EXERCISE DESCRIPTION
Write the data out again, character for character, with no images.

MATERIALS PROVIDED
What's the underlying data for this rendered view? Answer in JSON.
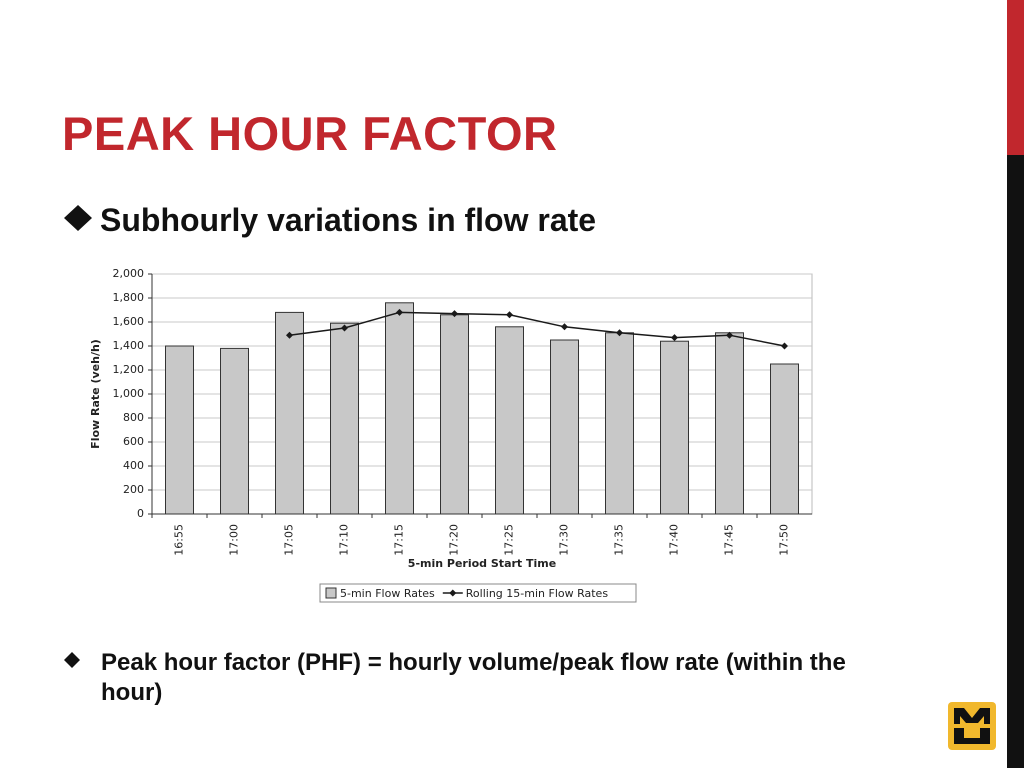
{
  "slide": {
    "title": "PEAK HOUR FACTOR",
    "bullets": [
      "Subhourly variations in flow rate",
      "Peak hour factor (PHF) = hourly volume/peak flow rate (within the hour)"
    ]
  },
  "chart_data": {
    "type": "bar",
    "x_label": "5-min Period Start Time",
    "y_label": "Flow Rate (veh/h)",
    "categories": [
      "16:55",
      "17:00",
      "17:05",
      "17:10",
      "17:15",
      "17:20",
      "17:25",
      "17:30",
      "17:35",
      "17:40",
      "17:45",
      "17:50"
    ],
    "series": [
      {
        "name": "5-min Flow Rates",
        "type": "bar",
        "color": "#c8c8c8",
        "values": [
          1400,
          1380,
          1680,
          1590,
          1760,
          1660,
          1560,
          1450,
          1510,
          1440,
          1510,
          1250
        ]
      },
      {
        "name": "Rolling 15-min Flow Rates",
        "type": "line",
        "color": "#1a1a1a",
        "values": [
          null,
          null,
          1490,
          1550,
          1680,
          1670,
          1660,
          1560,
          1510,
          1470,
          1490,
          1400
        ]
      }
    ],
    "ylim": [
      0,
      2000
    ],
    "yticks": [
      0,
      200,
      400,
      600,
      800,
      {
        "value": 1000,
        "label": "1,000"
      },
      {
        "value": 1200,
        "label": "1,200"
      },
      {
        "value": 1400,
        "label": "1,400"
      },
      {
        "value": 1600,
        "label": "1,600"
      },
      {
        "value": 1800,
        "label": "1,800"
      },
      {
        "value": 2000,
        "label": "2,000"
      }
    ],
    "grid": true,
    "legend": "bottom"
  }
}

RESULT OF THE EXERCISE
What's the underlying data for this rendered view? Answer in JSON.
{
  "slide": {
    "title": "PEAK HOUR FACTOR",
    "bullets": [
      "Subhourly variations in flow rate",
      "Peak hour factor (PHF) = hourly volume/peak flow rate (within the hour)"
    ]
  },
  "chart_data": {
    "type": "bar",
    "x_label": "5-min Period Start Time",
    "y_label": "Flow Rate (veh/h)",
    "categories": [
      "16:55",
      "17:00",
      "17:05",
      "17:10",
      "17:15",
      "17:20",
      "17:25",
      "17:30",
      "17:35",
      "17:40",
      "17:45",
      "17:50"
    ],
    "series": [
      {
        "name": "5-min Flow Rates",
        "type": "bar",
        "color": "#c8c8c8",
        "values": [
          1400,
          1380,
          1680,
          1590,
          1760,
          1660,
          1560,
          1450,
          1510,
          1440,
          1510,
          1250
        ]
      },
      {
        "name": "Rolling 15-min Flow Rates",
        "type": "line",
        "color": "#1a1a1a",
        "values": [
          null,
          null,
          1490,
          1550,
          1680,
          1670,
          1660,
          1560,
          1510,
          1470,
          1490,
          1400
        ]
      }
    ],
    "ylim": [
      0,
      2000
    ],
    "yticks": [
      0,
      200,
      400,
      600,
      800,
      {
        "value": 1000,
        "label": "1,000"
      },
      {
        "value": 1200,
        "label": "1,200"
      },
      {
        "value": 1400,
        "label": "1,400"
      },
      {
        "value": 1600,
        "label": "1,600"
      },
      {
        "value": 1800,
        "label": "1,800"
      },
      {
        "value": 2000,
        "label": "2,000"
      }
    ],
    "grid": true,
    "legend": "bottom"
  }
}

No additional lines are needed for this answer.